- **WHAT THE TASK ASKS**: In the listing below, find the line containing "Transcribe this image's". Write out that line and every line after it to the end, exactly and only those.

- **DATA SUPPLIED**:
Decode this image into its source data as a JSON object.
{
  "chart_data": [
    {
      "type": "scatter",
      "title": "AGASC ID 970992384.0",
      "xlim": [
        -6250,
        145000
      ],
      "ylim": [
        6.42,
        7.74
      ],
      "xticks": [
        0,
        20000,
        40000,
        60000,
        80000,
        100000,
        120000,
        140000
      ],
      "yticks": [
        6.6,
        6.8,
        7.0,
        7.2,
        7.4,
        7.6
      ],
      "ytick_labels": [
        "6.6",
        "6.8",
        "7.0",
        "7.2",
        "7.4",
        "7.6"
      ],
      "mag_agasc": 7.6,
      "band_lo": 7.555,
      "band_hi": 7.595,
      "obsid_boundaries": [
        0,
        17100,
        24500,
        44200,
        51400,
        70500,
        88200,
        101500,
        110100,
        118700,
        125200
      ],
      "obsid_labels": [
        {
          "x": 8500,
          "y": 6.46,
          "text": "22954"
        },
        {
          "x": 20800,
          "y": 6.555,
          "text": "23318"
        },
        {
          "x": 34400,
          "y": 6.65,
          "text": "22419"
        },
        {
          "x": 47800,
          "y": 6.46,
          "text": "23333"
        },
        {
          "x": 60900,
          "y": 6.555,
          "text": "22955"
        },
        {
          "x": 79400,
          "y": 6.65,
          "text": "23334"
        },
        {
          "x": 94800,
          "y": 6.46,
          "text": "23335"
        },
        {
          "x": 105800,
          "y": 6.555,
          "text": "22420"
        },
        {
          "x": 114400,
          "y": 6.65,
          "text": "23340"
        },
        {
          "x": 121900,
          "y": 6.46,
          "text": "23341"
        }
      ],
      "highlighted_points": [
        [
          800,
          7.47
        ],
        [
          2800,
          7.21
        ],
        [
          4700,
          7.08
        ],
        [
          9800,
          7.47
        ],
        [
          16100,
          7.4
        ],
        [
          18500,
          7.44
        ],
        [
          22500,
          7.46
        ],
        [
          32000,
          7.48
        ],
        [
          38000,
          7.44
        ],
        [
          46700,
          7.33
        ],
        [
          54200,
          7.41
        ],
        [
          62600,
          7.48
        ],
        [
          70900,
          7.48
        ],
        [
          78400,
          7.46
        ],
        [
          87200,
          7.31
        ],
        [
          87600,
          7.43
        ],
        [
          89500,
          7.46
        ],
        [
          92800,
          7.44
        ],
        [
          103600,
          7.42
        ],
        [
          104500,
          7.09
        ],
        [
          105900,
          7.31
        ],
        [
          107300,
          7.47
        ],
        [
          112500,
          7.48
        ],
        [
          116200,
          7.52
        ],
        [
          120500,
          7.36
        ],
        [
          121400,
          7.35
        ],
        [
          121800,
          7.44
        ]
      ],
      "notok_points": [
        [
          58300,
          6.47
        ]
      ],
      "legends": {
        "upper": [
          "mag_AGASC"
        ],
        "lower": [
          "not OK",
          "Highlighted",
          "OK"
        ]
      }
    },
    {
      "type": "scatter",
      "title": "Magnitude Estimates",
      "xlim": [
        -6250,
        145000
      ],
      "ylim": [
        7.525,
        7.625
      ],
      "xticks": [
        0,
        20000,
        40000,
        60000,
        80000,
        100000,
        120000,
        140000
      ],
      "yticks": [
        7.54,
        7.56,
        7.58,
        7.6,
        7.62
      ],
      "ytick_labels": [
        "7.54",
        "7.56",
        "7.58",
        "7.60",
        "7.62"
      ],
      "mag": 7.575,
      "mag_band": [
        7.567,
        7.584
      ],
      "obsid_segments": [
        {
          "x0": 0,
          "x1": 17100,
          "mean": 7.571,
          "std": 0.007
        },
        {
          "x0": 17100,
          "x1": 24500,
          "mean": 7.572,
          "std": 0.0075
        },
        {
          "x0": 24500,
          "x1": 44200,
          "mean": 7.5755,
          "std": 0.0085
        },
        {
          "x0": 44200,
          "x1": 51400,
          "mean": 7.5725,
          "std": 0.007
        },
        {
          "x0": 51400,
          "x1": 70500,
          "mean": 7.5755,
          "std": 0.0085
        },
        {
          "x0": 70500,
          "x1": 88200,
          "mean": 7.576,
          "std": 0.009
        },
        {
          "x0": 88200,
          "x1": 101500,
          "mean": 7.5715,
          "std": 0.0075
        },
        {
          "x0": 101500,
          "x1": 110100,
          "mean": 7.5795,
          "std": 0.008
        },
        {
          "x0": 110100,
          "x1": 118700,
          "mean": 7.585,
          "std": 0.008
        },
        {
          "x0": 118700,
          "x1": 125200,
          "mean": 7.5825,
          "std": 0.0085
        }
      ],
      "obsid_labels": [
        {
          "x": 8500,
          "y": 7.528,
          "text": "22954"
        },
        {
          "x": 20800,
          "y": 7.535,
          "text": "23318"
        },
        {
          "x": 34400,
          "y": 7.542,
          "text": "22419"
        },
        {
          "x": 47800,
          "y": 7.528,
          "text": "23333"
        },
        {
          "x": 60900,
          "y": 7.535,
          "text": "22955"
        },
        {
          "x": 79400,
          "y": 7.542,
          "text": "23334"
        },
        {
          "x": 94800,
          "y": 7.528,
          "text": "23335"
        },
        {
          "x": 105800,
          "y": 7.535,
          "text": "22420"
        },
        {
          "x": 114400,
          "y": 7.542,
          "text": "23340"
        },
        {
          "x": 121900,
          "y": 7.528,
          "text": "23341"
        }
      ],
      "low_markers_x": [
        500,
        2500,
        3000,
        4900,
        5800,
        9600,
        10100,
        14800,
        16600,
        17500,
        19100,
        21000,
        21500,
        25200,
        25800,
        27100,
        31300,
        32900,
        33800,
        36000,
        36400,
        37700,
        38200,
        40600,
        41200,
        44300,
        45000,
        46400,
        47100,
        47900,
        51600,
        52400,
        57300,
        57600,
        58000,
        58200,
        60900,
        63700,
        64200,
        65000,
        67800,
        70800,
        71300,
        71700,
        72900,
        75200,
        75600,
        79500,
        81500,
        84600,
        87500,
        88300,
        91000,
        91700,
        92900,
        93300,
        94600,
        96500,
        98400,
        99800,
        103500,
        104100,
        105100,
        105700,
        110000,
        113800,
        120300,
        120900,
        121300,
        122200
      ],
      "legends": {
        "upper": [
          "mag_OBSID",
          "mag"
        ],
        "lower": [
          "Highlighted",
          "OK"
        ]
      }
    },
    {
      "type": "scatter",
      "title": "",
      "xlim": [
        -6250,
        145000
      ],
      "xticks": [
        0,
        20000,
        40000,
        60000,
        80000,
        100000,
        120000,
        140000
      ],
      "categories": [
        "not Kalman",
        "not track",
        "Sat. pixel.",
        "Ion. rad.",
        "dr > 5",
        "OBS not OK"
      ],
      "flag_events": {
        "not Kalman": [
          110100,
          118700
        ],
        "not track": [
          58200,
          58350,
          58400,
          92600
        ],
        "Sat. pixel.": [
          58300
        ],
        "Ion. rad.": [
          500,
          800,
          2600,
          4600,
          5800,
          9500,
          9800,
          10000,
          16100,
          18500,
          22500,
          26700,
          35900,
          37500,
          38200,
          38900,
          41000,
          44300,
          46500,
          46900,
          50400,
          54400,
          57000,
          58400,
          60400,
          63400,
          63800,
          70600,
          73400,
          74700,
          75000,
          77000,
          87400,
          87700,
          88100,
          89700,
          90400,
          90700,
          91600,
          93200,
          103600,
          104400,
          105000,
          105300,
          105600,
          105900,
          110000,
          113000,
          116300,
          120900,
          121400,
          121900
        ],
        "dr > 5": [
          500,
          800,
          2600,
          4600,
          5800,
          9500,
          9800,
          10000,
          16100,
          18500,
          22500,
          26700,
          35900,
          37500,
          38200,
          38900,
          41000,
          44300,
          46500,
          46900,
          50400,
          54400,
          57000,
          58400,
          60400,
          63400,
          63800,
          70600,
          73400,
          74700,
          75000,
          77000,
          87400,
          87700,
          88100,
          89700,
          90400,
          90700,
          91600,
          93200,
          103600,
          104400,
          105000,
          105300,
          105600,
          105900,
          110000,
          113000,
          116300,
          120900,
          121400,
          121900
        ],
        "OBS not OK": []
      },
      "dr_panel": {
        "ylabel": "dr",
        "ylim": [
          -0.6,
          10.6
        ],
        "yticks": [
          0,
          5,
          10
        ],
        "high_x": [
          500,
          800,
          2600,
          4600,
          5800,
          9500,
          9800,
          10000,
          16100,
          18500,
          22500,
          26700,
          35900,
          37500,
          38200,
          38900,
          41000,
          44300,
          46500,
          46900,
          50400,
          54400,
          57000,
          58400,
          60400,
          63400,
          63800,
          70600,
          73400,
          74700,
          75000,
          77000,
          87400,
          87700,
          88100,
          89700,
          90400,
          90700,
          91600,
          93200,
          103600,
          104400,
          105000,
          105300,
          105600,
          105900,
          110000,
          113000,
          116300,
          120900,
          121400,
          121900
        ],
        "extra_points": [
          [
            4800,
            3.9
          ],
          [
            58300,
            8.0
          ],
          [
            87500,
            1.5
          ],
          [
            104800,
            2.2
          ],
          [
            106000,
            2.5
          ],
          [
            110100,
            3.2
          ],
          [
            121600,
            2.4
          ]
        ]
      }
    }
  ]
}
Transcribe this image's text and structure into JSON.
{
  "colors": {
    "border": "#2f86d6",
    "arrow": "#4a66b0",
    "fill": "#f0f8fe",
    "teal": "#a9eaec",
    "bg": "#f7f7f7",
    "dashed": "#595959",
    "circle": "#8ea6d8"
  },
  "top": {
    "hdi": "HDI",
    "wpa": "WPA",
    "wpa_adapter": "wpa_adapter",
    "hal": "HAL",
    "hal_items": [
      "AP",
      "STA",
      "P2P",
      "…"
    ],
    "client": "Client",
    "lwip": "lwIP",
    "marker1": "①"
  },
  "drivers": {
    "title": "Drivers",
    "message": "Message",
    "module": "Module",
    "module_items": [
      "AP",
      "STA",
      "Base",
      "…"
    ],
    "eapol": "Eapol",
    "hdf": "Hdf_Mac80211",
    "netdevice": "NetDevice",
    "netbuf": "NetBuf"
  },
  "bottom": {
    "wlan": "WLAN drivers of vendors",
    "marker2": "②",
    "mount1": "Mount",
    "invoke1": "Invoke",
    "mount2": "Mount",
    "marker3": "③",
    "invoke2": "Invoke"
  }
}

- **EXERCISE SOLUTION**:
Transcribe this image's text and structure into JSON.
{
  "colors": {
    "border": "#2f86d6",
    "arrow": "#4a66b0",
    "fill": "#f0f8fe",
    "teal": "#a9eaec",
    "bg": "#f7f7f7",
    "dashed": "#595959",
    "circle": "#8ea6d8"
  },
  "top": {
    "hdi": "HDI",
    "wpa": "WPA",
    "wpa_adapter": "wpa_adapter",
    "hal": "HAL",
    "hal_items": [
      "AP",
      "STA",
      "P2P",
      "…"
    ],
    "client": "Client",
    "lwip": "lwIP",
    "marker1": "①"
  },
  "drivers": {
    "title": "Drivers",
    "message": "Message",
    "module": "Module",
    "module_items": [
      "AP",
      "STA",
      "Base",
      "…"
    ],
    "eapol": "Eapol",
    "hdf": "Hdf_Mac80211",
    "netdevice": "NetDevice",
    "netbuf": "NetBuf"
  },
  "bottom": {
    "wlan": "WLAN drivers of vendors",
    "marker2": "②",
    "mount1": "Mount",
    "invoke1": "Invoke",
    "mount2": "Mount",
    "marker3": "③",
    "invoke2": "Invoke"
  }
}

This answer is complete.